▶ **Given exercise**
Copy the material below word for word, leaving out the pictures.

▶ **Stored rows**
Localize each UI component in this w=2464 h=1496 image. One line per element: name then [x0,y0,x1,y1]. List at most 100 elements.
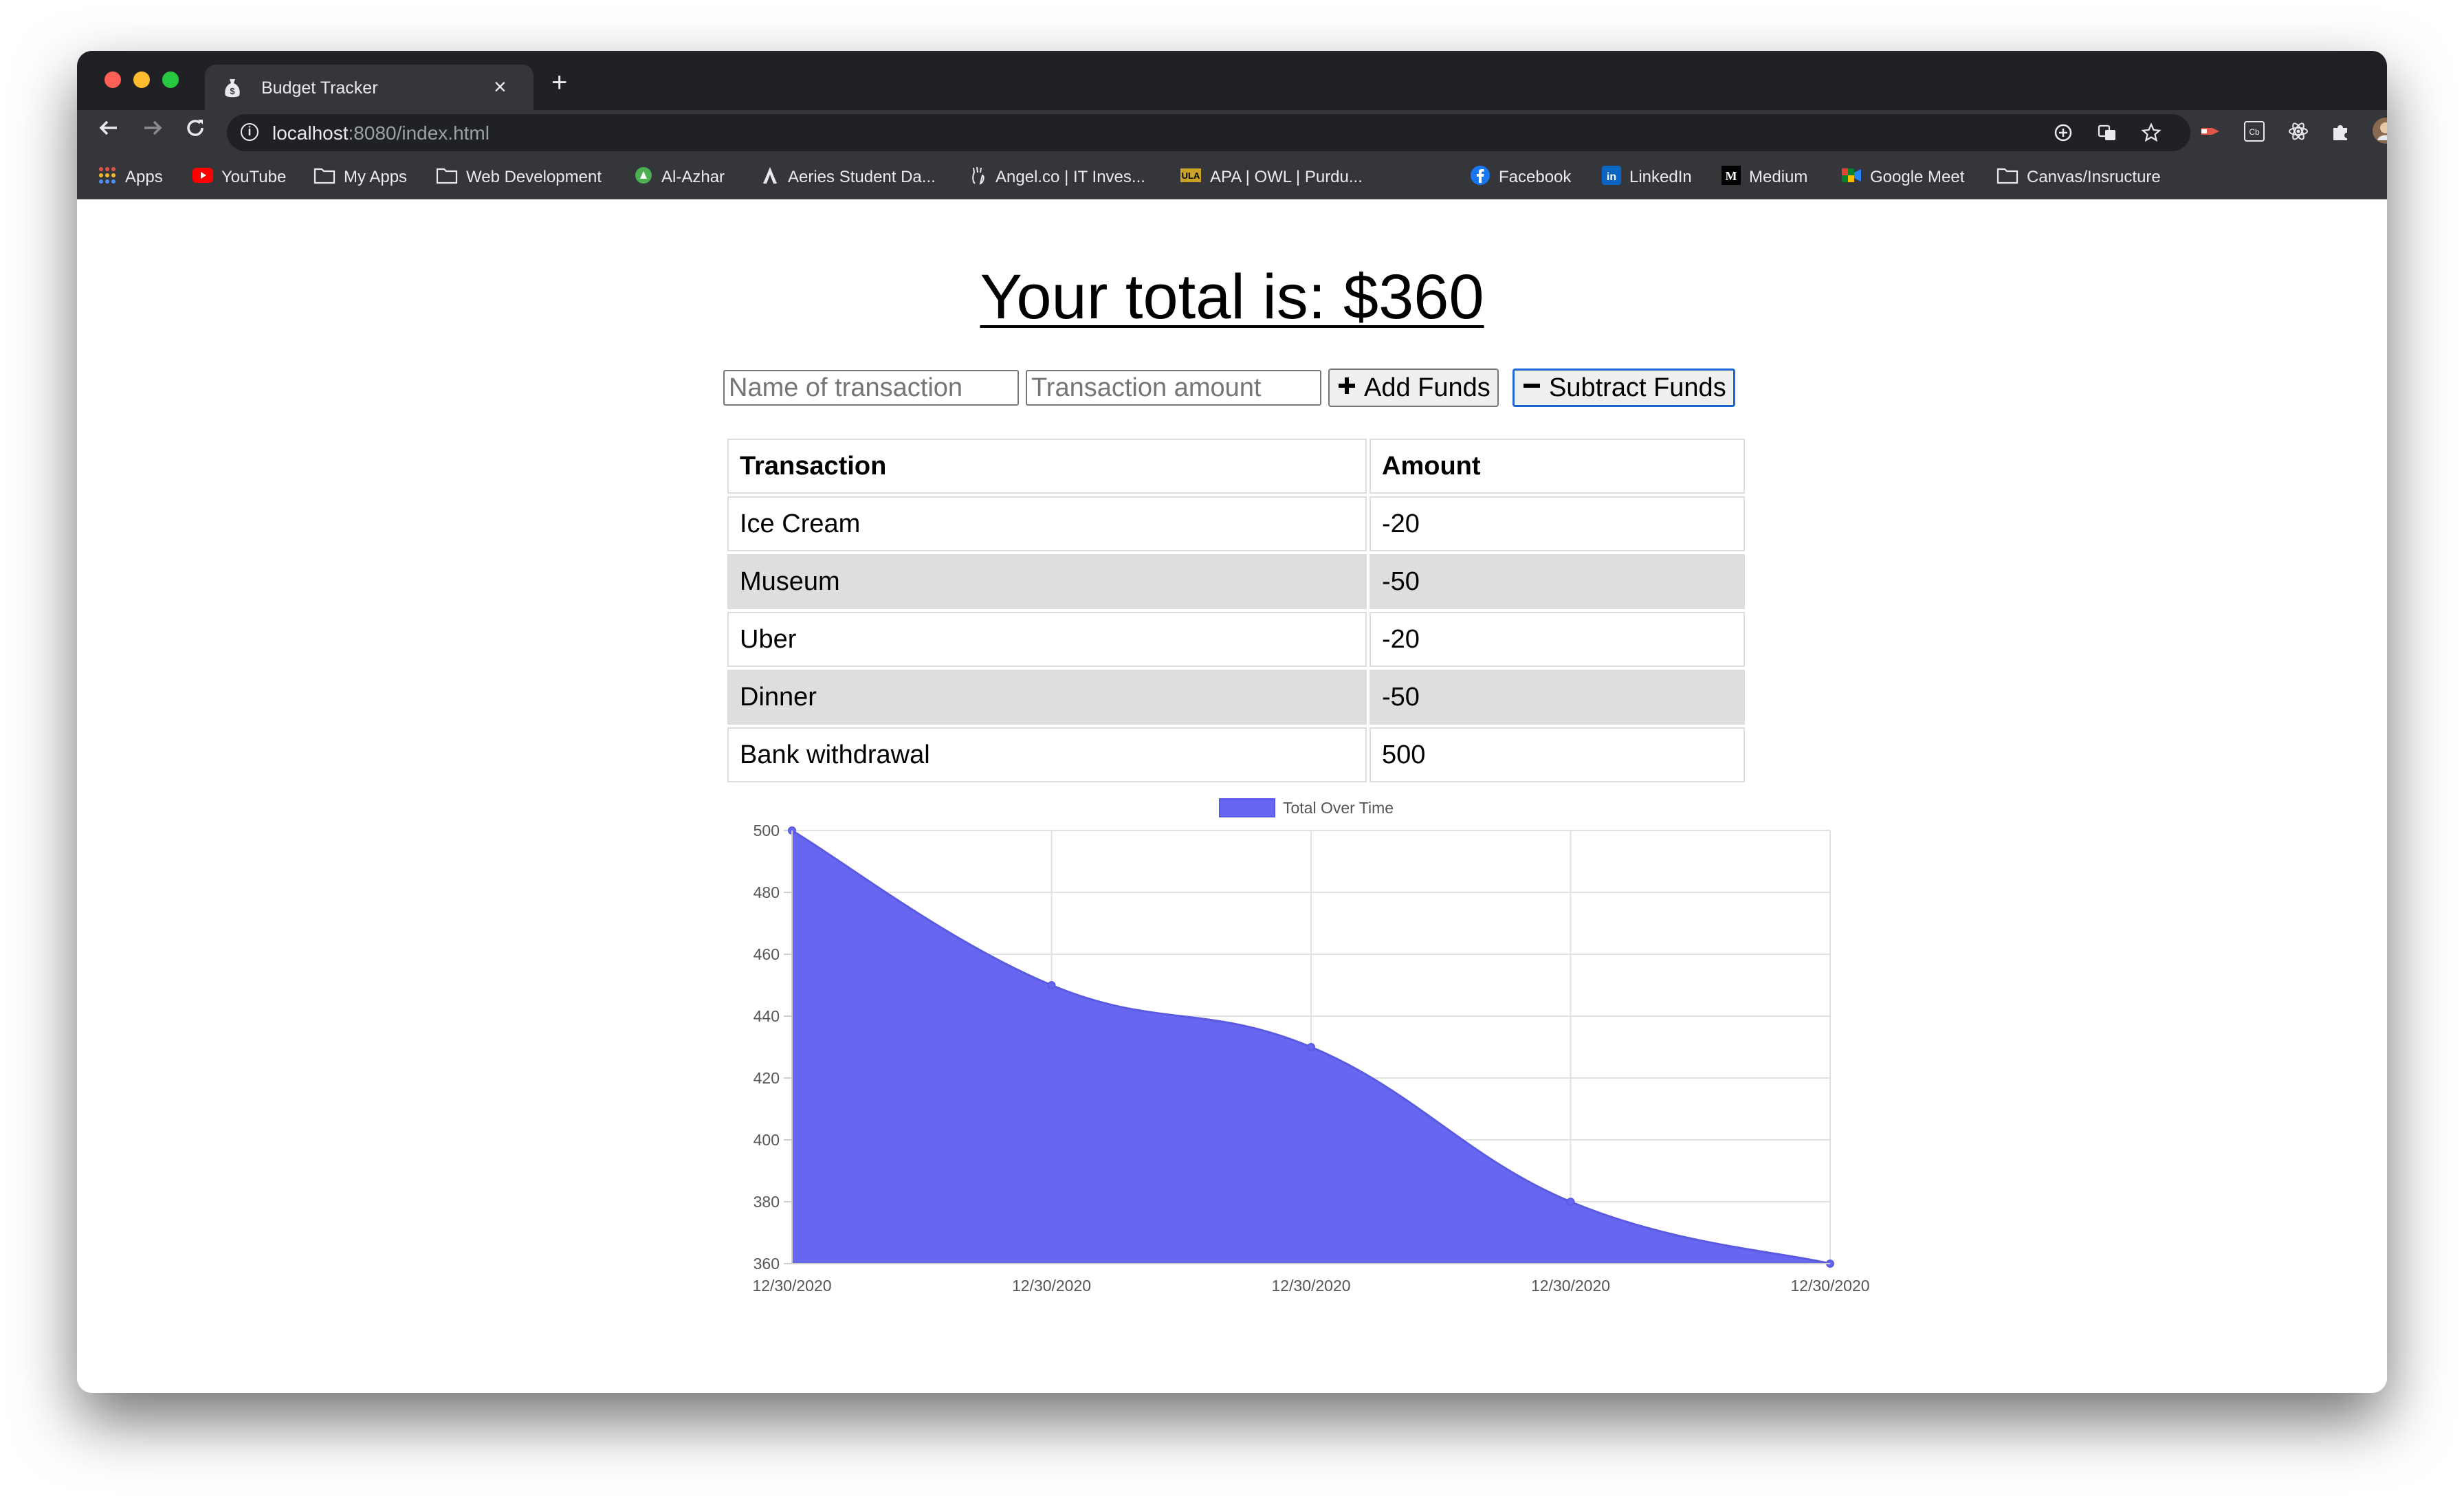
bookmark-apa-owl[interactable]: ULA APA | OWL | Purdu... [1180,165,1363,190]
y-tick-label: 460 [754,945,780,963]
total-heading: Your total is: $360 [980,262,1484,332]
new-tab-button[interactable]: + [551,67,567,98]
translate-icon[interactable] [2097,122,2118,148]
bookmark-facebook[interactable]: Facebook [1470,165,1571,190]
extension-red-icon[interactable] [2199,121,2222,146]
data-point [1047,981,1056,989]
aeries-icon [760,166,780,190]
legend-label: Total Over Time [1283,799,1394,817]
tab-title: Budget Tracker [261,78,378,98]
x-tick-label: 12/30/2020 [1790,1277,1869,1292]
extensions-puzzle-icon[interactable] [2329,120,2353,148]
y-tick-label: 480 [754,883,780,901]
transaction-amount-cell: -20 [1370,612,1745,667]
table-row: Ice Cream -20 [727,496,1745,551]
transaction-name-input[interactable] [723,370,1019,406]
transaction-amount-cell: -50 [1370,670,1745,725]
apps-grid-icon [98,166,117,190]
address-bar[interactable]: i localhost:8080/index.html [227,114,2190,151]
column-header-amount: Amount [1370,439,1745,494]
data-point [1307,1043,1315,1051]
browser-window: $ Budget Tracker × + i localhost:8080/in… [77,51,2387,1393]
table-row: Dinner -50 [727,670,1745,725]
al-azhar-icon [634,166,653,190]
medium-icon: M [1722,165,1741,190]
title-bar: $ Budget Tracker × + [77,51,2387,111]
x-tick-label: 12/30/2020 [1012,1277,1091,1292]
folder-icon [314,166,336,189]
react-devtools-icon[interactable] [2287,120,2310,148]
y-tick-label: 500 [754,822,780,839]
profile-avatar[interactable] [2372,117,2387,149]
site-info-icon[interactable]: i [241,123,258,141]
back-icon[interactable] [96,116,121,146]
add-funds-label: Add Funds [1364,373,1490,402]
angel-hand-icon [969,166,987,190]
x-tick-label: 12/30/2020 [752,1277,831,1292]
plus-icon [1336,373,1357,403]
bookmark-canvas[interactable]: Canvas/Insructure [1996,165,2161,190]
x-tick-label: 12/30/2020 [1531,1277,1610,1292]
reload-icon[interactable] [183,116,208,146]
y-tick-label: 360 [754,1255,780,1273]
column-header-transaction: Transaction [727,439,1367,494]
transaction-name-cell: Dinner [727,670,1367,725]
bookmark-al-azhar[interactable]: Al-Azhar [634,165,725,190]
bookmark-aeries[interactable]: Aeries Student Da... [760,165,936,190]
subtract-funds-label: Subtract Funds [1549,373,1726,402]
bookmark-web-development[interactable]: Web Development [436,165,602,190]
extension-cb-icon[interactable]: Cb [2243,120,2266,148]
folder-icon [436,166,458,189]
money-bag-icon: $ [223,78,242,98]
subtract-funds-button[interactable]: Subtract Funds [1512,368,1735,407]
x-tick-label: 12/30/2020 [1271,1277,1350,1292]
bookmark-apps[interactable]: Apps [98,165,163,190]
bookmark-linkedin[interactable]: in LinkedIn [1602,165,1692,190]
total-over-time-chart: 360 380 400 420 440 460 480 500 12/30/2020 12/30/… [716,784,1885,1295]
close-tab-icon[interactable]: × [494,74,507,100]
close-window-button[interactable] [104,72,121,88]
forward-icon[interactable] [140,116,165,146]
table-row: Museum -50 [727,554,1745,609]
svg-text:ULA: ULA [1182,170,1200,181]
transaction-amount-input[interactable] [1026,370,1321,406]
bookmark-star-icon[interactable] [2141,122,2162,148]
svg-text:M: M [1726,169,1737,183]
zoom-window-button[interactable] [162,72,179,88]
y-tick-label: 420 [754,1069,780,1087]
bookmark-my-apps[interactable]: My Apps [314,165,407,190]
bookmark-angel-co[interactable]: Angel.co | IT Inves... [969,165,1145,190]
linkedin-icon: in [1602,165,1621,190]
browser-toolbar: i localhost:8080/index.html Cb [77,110,2387,157]
install-app-icon[interactable] [2053,122,2074,148]
bookmark-google-meet[interactable]: Google Meet [1841,165,1964,190]
tab-budget-tracker[interactable]: $ Budget Tracker × [205,65,534,111]
transaction-name-cell: Uber [727,612,1367,667]
table-row: Bank withdrawal 500 [727,727,1745,782]
transactions-table: Transaction Amount Ice Cream -20 Museum … [725,436,1748,785]
minimize-window-button[interactable] [133,72,150,88]
folder-icon [1996,166,2018,189]
table-header-row: Transaction Amount [727,439,1745,494]
svg-text:$: $ [230,86,235,96]
youtube-icon [192,167,213,188]
google-meet-icon [1841,166,1862,189]
transaction-name-cell: Ice Cream [727,496,1367,551]
transaction-name-cell: Museum [727,554,1367,609]
y-tick-label: 440 [754,1007,780,1025]
table-row: Uber -20 [727,612,1745,667]
svg-text:in: in [1607,171,1616,183]
page-content: Your total is: $360 Add Funds Subtract F… [77,199,2387,1393]
y-tick-label: 400 [754,1131,780,1149]
transaction-amount-cell: -20 [1370,496,1745,551]
url-text: localhost:8080/index.html [272,122,490,144]
chart-canvas: 360 380 400 420 440 460 480 500 12/30/2020 12/30/… [752,798,1870,1295]
facebook-icon [1470,165,1490,190]
add-funds-button[interactable]: Add Funds [1328,368,1499,407]
transaction-amount-cell: -50 [1370,554,1745,609]
legend-swatch [1219,798,1275,817]
transaction-amount-cell: 500 [1370,727,1745,782]
svg-text:Cb: Cb [2249,127,2260,137]
bookmark-medium[interactable]: M Medium [1722,165,1807,190]
bookmark-youtube[interactable]: YouTube [192,165,286,190]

▶ **Full response**
Localize each UI component in this w=2464 h=1496 image. One line per element: name then [x0,y0,x1,y1]. List at most 100 elements.
bookmark-apa-owl[interactable]: ULA APA | OWL | Purdu... [1180,165,1363,190]
y-tick-label: 460 [754,945,780,963]
total-heading: Your total is: $360 [980,262,1484,332]
new-tab-button[interactable]: + [551,67,567,98]
translate-icon[interactable] [2097,122,2118,148]
bookmark-facebook[interactable]: Facebook [1470,165,1571,190]
extension-red-icon[interactable] [2199,121,2222,146]
data-point [1047,981,1056,989]
aeries-icon [760,166,780,190]
legend-label: Total Over Time [1283,799,1394,817]
tab-title: Budget Tracker [261,78,378,98]
x-tick-label: 12/30/2020 [1790,1277,1869,1292]
extensions-puzzle-icon[interactable] [2329,120,2353,148]
y-tick-label: 480 [754,883,780,901]
transaction-amount-cell: -20 [1370,612,1745,667]
table-row: Ice Cream -20 [727,496,1745,551]
transaction-name-input[interactable] [723,370,1019,406]
transaction-amount-cell: -50 [1370,670,1745,725]
apps-grid-icon [98,166,117,190]
address-bar[interactable]: i localhost:8080/index.html [227,114,2190,151]
column-header-amount: Amount [1370,439,1745,494]
data-point [1307,1043,1315,1051]
browser-window: $ Budget Tracker × + i localhost:8080/in… [77,51,2387,1393]
table-row: Dinner -50 [727,670,1745,725]
al-azhar-icon [634,166,653,190]
medium-icon: M [1722,165,1741,190]
title-bar: $ Budget Tracker × + [77,51,2387,111]
x-tick-label: 12/30/2020 [1012,1277,1091,1292]
folder-icon [314,166,336,189]
react-devtools-icon[interactable] [2287,120,2310,148]
y-tick-label: 500 [754,822,780,839]
profile-avatar[interactable] [2372,117,2387,149]
site-info-icon[interactable]: i [241,123,258,141]
back-icon[interactable] [96,116,121,146]
add-funds-label: Add Funds [1364,373,1490,402]
angel-hand-icon [969,166,987,190]
x-tick-label: 12/30/2020 [752,1277,831,1292]
plus-icon [1336,373,1357,403]
bookmark-canvas[interactable]: Canvas/Insructure [1996,165,2161,190]
x-tick-label: 12/30/2020 [1531,1277,1610,1292]
reload-icon[interactable] [183,116,208,146]
y-tick-label: 360 [754,1255,780,1273]
column-header-transaction: Transaction [727,439,1367,494]
transaction-name-cell: Dinner [727,670,1367,725]
bookmark-al-azhar[interactable]: Al-Azhar [634,165,725,190]
bookmark-aeries[interactable]: Aeries Student Da... [760,165,936,190]
subtract-funds-label: Subtract Funds [1549,373,1726,402]
bookmark-web-development[interactable]: Web Development [436,165,602,190]
extension-cb-icon[interactable]: Cb [2243,120,2266,148]
folder-icon [436,166,458,189]
money-bag-icon: $ [223,78,242,98]
subtract-funds-button[interactable]: Subtract Funds [1512,368,1735,407]
x-tick-label: 12/30/2020 [1271,1277,1350,1292]
bookmark-apps[interactable]: Apps [98,165,163,190]
bookmark-linkedin[interactable]: in LinkedIn [1602,165,1692,190]
total-over-time-chart: 360 380 400 420 440 460 480 500 12/30/2020 12/30/… [716,784,1885,1295]
close-tab-icon[interactable]: × [494,74,507,100]
close-window-button[interactable] [104,72,121,88]
forward-icon[interactable] [140,116,165,146]
table-row: Museum -50 [727,554,1745,609]
svg-text:ULA: ULA [1182,170,1200,181]
transaction-amount-input[interactable] [1026,370,1321,406]
bookmark-star-icon[interactable] [2141,122,2162,148]
svg-text:M: M [1726,169,1737,183]
zoom-window-button[interactable] [162,72,179,88]
y-tick-label: 420 [754,1069,780,1087]
bookmark-my-apps[interactable]: My Apps [314,165,407,190]
bookmark-angel-co[interactable]: Angel.co | IT Inves... [969,165,1145,190]
linkedin-icon: in [1602,165,1621,190]
browser-toolbar: i localhost:8080/index.html Cb [77,110,2387,157]
install-app-icon[interactable] [2053,122,2074,148]
bookmark-google-meet[interactable]: Google Meet [1841,165,1964,190]
tab-budget-tracker[interactable]: $ Budget Tracker × [205,65,534,111]
transaction-name-cell: Uber [727,612,1367,667]
table-row: Bank withdrawal 500 [727,727,1745,782]
transactions-table: Transaction Amount Ice Cream -20 Museum … [725,436,1748,785]
minimize-window-button[interactable] [133,72,150,88]
folder-icon [1996,166,2018,189]
table-header-row: Transaction Amount [727,439,1745,494]
svg-text:$: $ [230,86,235,96]
youtube-icon [192,167,213,188]
google-meet-icon [1841,166,1862,189]
transaction-name-cell: Ice Cream [727,496,1367,551]
transaction-name-cell: Museum [727,554,1367,609]
y-tick-label: 440 [754,1007,780,1025]
table-row: Uber -20 [727,612,1745,667]
svg-text:in: in [1607,171,1616,183]
page-content: Your total is: $360 Add Funds Subtract F… [77,199,2387,1393]
y-tick-label: 400 [754,1131,780,1149]
transaction-amount-cell: -20 [1370,496,1745,551]
url-text: localhost:8080/index.html [272,122,490,144]
chart-canvas: 360 380 400 420 440 460 480 500 12/30/2020 12/30/… [752,798,1870,1295]
facebook-icon [1470,165,1490,190]
add-funds-button[interactable]: Add Funds [1328,368,1499,407]
transaction-amount-cell: -50 [1370,554,1745,609]
legend-swatch [1219,798,1275,817]
transaction-amount-cell: 500 [1370,727,1745,782]
svg-text:Cb: Cb [2249,127,2260,137]
bookmark-medium[interactable]: M Medium [1722,165,1807,190]
bookmark-youtube[interactable]: YouTube [192,165,286,190]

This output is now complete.